> _MATERIAL_:
>>>>>
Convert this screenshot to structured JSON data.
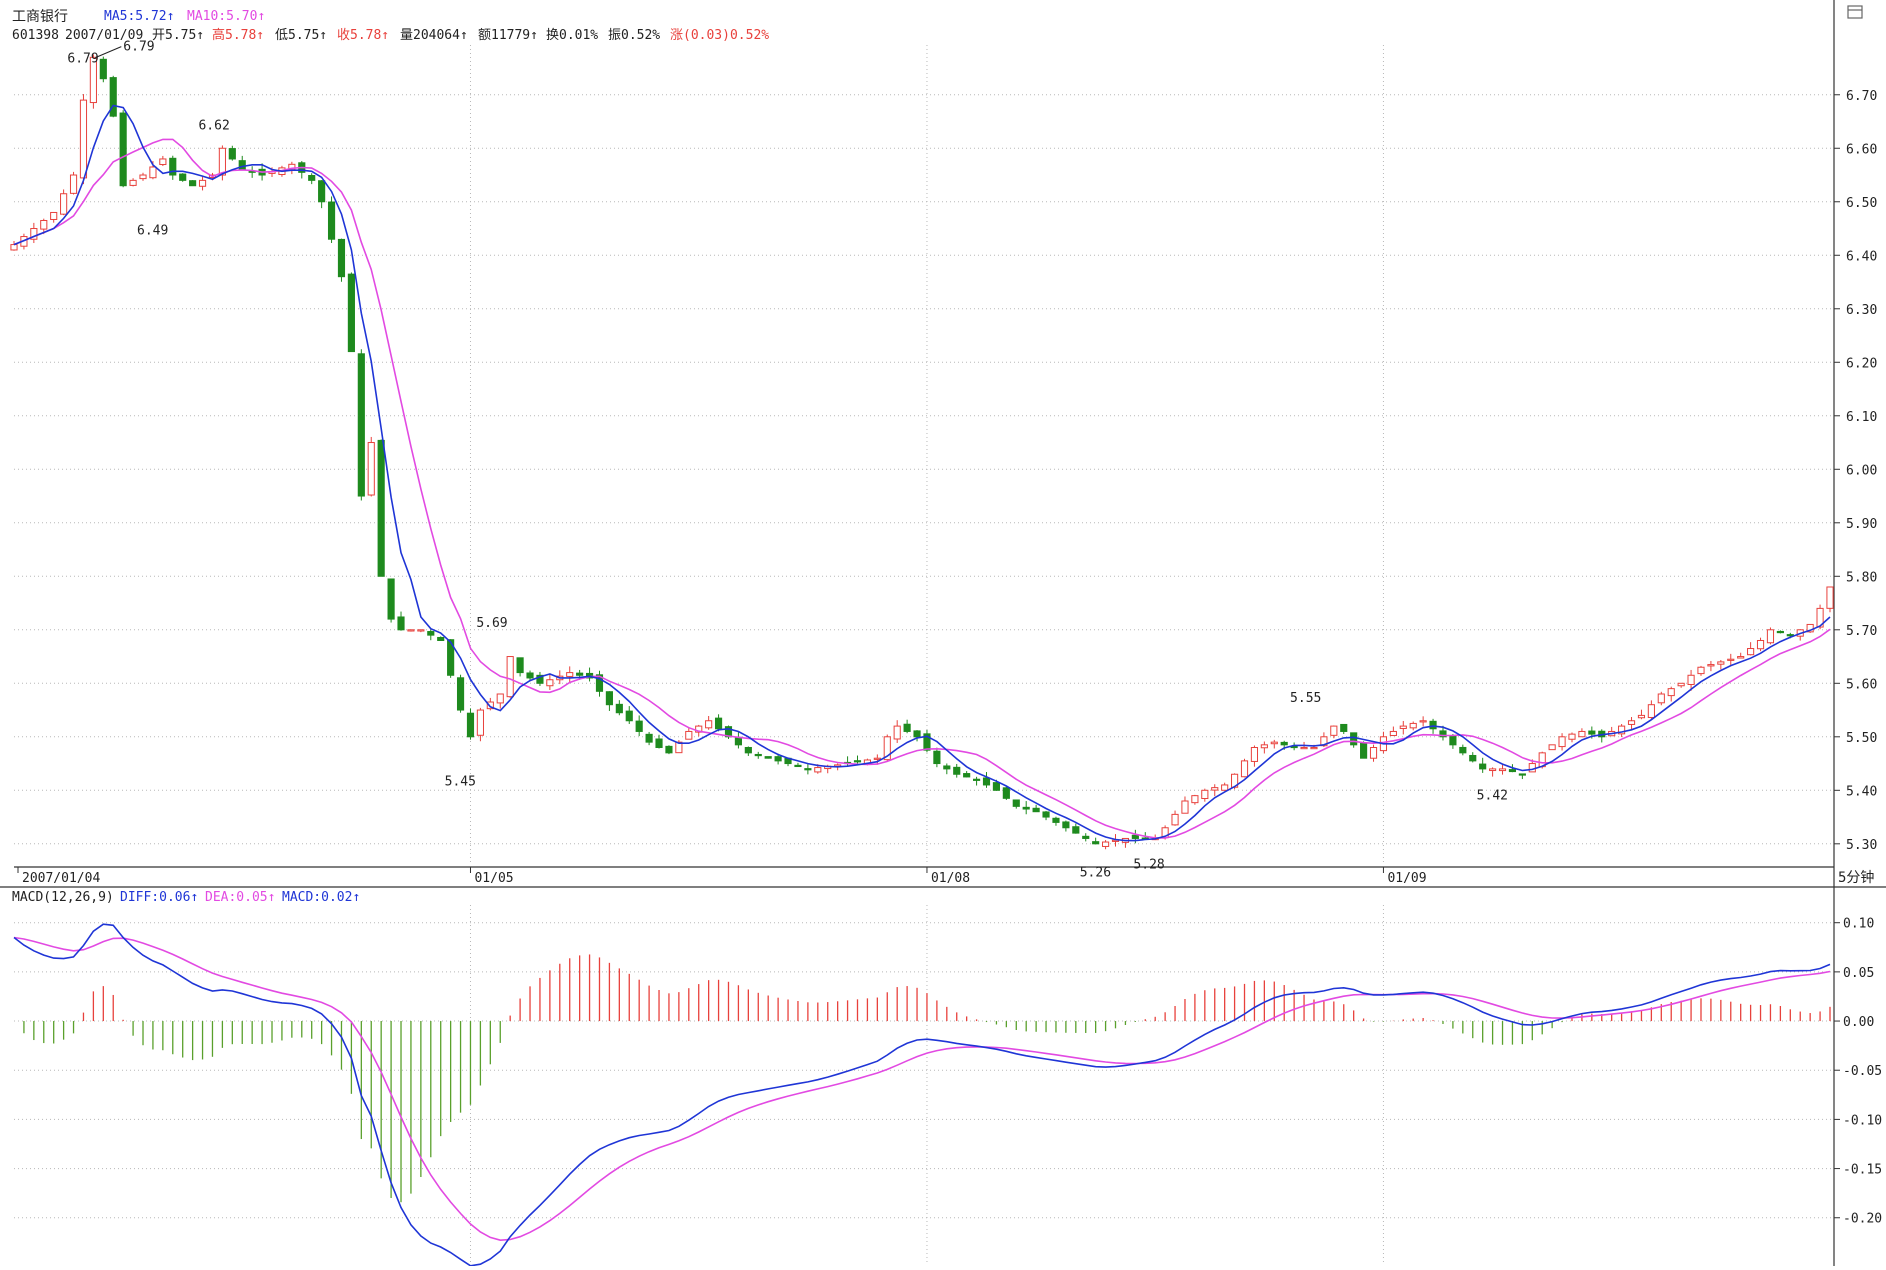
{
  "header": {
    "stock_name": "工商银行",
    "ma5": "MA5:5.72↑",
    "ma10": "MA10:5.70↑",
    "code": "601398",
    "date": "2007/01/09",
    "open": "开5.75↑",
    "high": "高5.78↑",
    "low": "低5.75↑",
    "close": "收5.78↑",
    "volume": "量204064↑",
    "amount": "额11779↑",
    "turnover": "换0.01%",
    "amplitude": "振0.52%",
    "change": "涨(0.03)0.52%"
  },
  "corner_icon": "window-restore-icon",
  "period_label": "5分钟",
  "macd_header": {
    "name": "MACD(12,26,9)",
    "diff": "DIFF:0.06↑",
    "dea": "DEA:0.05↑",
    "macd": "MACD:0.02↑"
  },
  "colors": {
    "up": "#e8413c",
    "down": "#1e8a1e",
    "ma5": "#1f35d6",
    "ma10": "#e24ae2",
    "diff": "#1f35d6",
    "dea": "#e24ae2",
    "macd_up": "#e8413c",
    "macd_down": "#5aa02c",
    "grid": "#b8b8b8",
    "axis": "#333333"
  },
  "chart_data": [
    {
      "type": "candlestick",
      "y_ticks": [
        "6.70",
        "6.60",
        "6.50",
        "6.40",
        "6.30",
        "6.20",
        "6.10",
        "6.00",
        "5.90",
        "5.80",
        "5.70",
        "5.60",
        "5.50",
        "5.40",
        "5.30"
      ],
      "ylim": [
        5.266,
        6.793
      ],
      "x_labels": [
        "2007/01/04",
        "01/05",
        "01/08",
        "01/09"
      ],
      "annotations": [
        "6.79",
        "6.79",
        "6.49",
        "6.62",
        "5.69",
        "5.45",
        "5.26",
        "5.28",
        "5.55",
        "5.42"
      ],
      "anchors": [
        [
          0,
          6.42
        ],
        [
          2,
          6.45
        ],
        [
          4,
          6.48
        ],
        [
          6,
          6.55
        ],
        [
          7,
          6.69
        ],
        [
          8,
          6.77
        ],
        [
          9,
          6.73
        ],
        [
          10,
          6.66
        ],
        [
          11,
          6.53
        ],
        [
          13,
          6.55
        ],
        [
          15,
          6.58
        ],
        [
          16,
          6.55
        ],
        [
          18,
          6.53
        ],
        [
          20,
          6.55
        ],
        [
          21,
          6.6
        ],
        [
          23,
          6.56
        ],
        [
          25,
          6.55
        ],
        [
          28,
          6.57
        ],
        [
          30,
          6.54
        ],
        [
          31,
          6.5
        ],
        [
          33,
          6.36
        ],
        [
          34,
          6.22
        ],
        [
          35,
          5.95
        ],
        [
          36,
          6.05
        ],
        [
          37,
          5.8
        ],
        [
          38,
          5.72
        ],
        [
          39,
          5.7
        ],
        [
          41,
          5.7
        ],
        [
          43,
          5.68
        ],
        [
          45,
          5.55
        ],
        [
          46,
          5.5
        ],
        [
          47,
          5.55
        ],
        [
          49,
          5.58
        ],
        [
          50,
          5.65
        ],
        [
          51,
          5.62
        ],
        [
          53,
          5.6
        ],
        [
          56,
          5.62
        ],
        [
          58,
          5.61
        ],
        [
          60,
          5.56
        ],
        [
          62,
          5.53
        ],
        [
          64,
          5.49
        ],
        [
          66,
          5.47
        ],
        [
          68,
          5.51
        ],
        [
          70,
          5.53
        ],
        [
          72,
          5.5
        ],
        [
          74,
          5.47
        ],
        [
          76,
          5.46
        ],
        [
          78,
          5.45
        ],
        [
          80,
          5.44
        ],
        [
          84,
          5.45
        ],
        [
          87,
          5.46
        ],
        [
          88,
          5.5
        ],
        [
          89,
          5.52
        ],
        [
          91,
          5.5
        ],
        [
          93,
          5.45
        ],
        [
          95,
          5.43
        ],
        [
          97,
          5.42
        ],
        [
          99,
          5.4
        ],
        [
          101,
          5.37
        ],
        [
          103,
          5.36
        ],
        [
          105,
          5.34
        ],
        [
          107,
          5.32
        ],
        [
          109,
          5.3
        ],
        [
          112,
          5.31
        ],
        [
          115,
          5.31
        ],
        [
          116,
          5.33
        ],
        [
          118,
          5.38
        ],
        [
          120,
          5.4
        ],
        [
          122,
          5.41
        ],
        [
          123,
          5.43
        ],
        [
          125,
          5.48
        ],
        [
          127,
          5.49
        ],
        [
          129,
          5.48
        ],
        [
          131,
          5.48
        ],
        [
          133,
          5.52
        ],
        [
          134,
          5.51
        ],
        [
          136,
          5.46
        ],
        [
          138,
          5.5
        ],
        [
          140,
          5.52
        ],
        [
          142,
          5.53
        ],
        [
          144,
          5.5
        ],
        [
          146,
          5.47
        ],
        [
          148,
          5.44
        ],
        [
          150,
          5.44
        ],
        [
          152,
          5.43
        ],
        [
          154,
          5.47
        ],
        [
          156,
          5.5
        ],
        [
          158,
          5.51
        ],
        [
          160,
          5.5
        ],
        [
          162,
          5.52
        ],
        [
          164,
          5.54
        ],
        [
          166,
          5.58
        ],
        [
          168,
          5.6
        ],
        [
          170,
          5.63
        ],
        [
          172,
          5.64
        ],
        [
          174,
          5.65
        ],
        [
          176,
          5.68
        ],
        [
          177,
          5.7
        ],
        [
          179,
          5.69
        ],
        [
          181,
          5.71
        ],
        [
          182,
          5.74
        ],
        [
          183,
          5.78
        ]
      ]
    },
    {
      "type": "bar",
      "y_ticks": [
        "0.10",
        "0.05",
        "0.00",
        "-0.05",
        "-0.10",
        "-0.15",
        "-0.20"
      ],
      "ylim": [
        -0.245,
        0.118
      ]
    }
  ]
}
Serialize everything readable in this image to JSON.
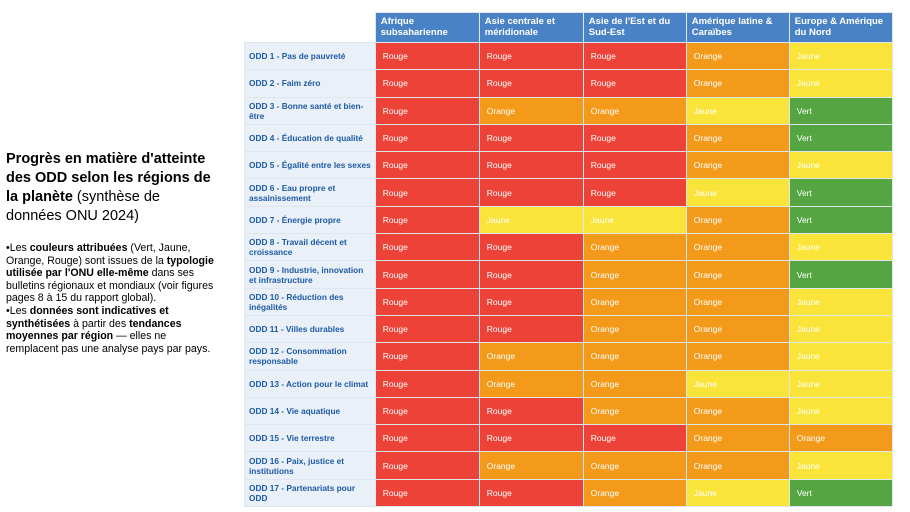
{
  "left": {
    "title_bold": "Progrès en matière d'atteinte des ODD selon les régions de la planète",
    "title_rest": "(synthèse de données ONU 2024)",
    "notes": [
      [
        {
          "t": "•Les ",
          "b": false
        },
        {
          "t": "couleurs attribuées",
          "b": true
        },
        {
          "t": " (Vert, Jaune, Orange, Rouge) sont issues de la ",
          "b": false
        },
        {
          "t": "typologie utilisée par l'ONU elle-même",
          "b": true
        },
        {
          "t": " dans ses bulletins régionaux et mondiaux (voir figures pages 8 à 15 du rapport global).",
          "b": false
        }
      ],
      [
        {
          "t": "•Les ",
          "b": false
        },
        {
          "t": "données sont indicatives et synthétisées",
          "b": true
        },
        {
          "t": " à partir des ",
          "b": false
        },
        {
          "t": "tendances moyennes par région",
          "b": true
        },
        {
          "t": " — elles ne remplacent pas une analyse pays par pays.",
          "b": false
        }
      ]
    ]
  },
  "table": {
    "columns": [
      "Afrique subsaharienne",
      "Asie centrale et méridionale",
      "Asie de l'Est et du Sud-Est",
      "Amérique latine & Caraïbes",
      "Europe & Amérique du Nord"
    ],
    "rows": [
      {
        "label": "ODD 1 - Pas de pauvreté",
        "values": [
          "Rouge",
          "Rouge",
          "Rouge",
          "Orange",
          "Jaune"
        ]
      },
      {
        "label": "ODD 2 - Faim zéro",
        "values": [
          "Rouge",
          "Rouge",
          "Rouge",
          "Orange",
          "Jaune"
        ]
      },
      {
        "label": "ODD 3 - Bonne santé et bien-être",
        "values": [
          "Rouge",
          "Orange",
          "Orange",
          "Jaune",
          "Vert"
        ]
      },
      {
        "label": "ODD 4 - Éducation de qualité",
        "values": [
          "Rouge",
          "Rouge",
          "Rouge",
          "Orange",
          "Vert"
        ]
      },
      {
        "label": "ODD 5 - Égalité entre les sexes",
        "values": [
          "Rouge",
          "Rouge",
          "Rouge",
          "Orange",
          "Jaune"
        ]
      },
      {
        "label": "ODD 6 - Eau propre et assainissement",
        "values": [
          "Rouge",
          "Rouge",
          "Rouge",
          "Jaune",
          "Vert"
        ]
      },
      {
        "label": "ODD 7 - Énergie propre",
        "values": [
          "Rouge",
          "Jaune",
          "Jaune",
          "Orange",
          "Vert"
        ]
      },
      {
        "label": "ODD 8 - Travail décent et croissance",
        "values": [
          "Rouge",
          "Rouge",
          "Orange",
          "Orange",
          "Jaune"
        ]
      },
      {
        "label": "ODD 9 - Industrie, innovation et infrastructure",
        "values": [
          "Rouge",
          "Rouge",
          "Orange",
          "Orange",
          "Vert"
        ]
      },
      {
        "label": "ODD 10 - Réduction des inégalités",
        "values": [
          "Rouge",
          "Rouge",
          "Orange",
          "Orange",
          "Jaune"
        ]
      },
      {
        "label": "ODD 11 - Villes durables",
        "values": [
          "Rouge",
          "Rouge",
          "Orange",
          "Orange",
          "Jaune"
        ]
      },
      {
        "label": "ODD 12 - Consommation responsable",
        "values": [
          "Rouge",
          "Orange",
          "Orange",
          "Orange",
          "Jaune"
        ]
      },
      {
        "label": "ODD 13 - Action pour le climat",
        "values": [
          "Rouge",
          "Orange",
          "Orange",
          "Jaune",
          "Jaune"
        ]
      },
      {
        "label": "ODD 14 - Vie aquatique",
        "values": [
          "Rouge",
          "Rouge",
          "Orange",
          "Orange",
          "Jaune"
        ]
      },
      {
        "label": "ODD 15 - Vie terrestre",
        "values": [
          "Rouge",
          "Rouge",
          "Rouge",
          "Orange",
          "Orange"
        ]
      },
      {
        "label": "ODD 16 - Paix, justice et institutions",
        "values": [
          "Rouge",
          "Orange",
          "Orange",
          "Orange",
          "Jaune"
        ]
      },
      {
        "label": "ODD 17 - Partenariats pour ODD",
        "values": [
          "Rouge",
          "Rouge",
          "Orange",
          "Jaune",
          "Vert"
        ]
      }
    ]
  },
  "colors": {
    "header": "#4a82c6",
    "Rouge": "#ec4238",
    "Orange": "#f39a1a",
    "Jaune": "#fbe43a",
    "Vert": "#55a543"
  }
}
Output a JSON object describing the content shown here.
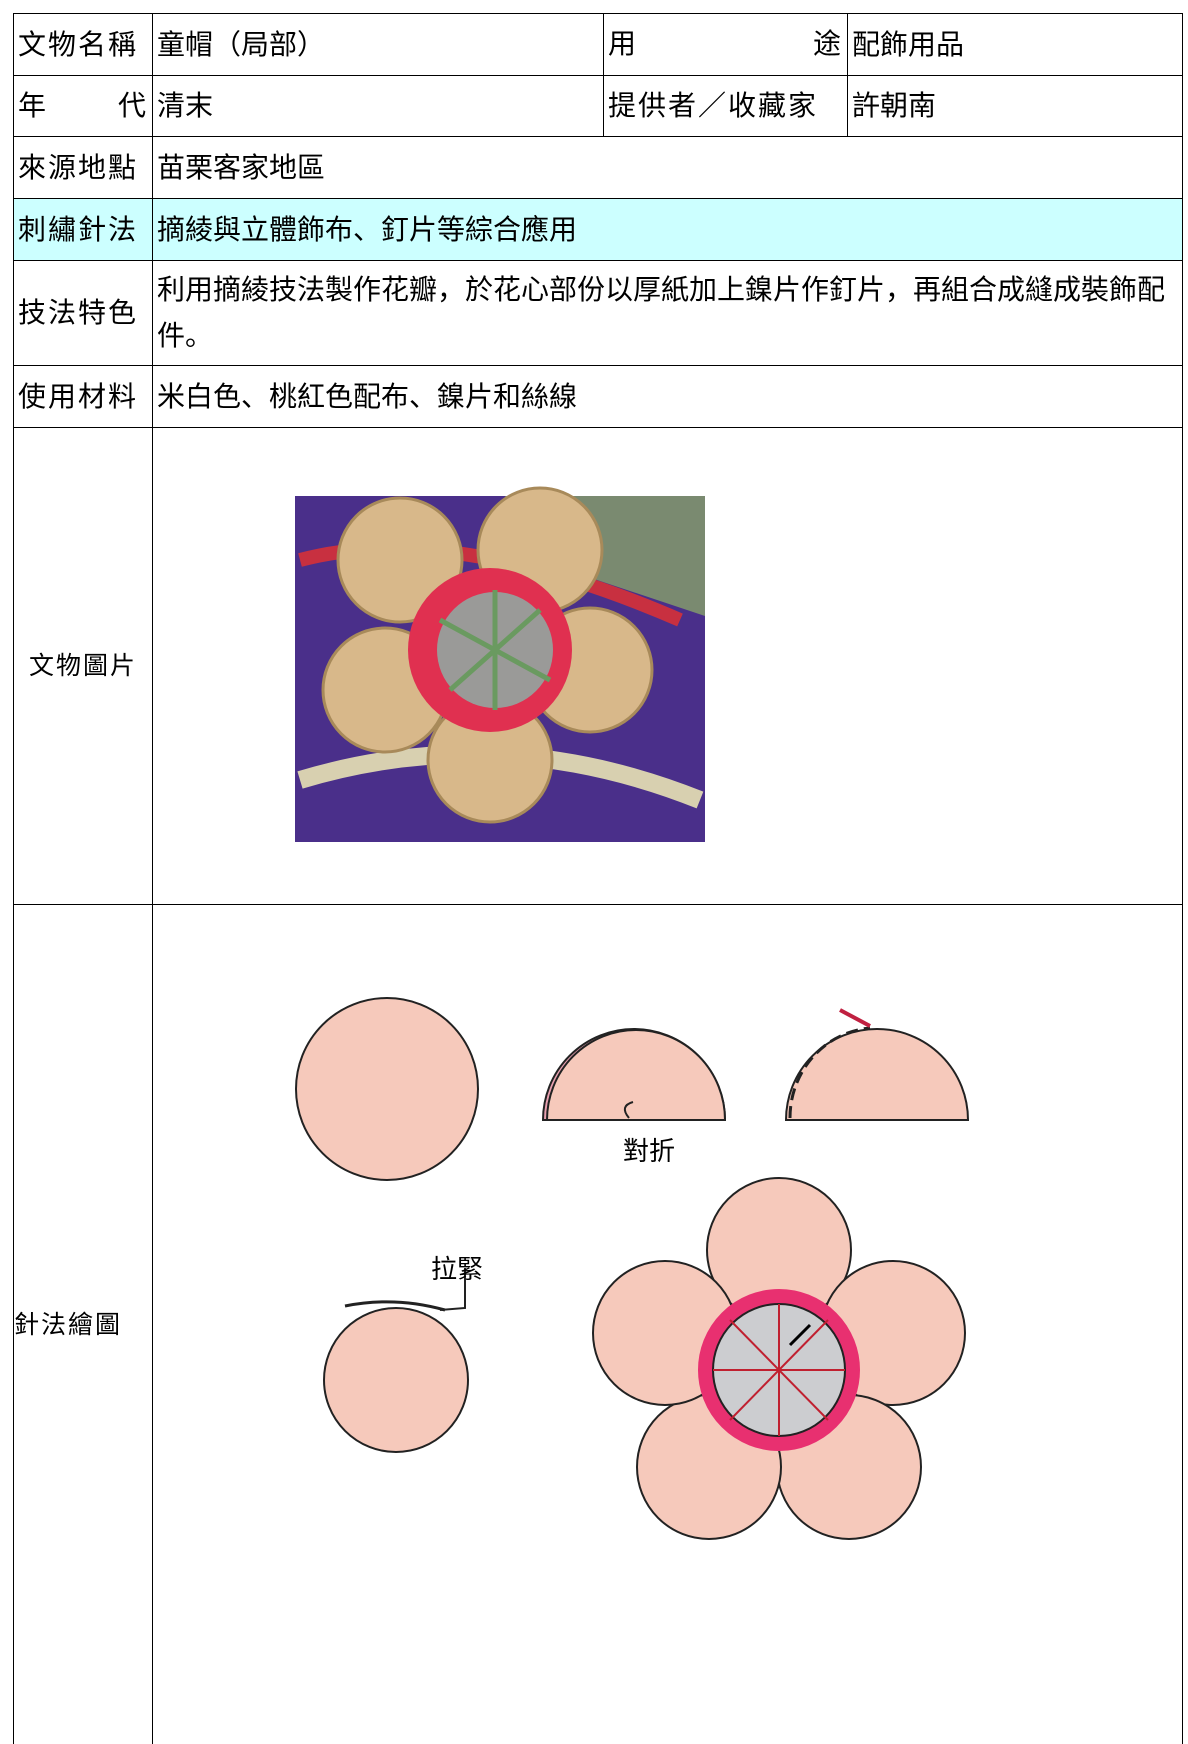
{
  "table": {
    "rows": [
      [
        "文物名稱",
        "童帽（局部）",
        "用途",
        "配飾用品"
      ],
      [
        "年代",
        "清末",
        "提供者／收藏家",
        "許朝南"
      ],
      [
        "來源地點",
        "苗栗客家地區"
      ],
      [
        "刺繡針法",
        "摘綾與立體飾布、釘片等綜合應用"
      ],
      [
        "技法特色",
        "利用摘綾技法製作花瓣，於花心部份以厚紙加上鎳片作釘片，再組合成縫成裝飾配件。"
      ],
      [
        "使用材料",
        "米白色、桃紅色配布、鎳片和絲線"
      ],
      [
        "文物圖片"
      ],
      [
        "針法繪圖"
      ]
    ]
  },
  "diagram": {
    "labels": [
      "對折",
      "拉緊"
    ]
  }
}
<<<<<
> _EXERCISE_: Report how many lines of the listing above include the word "données". Say nothing but the number.

> _EXERCISE SOLUTION_: 2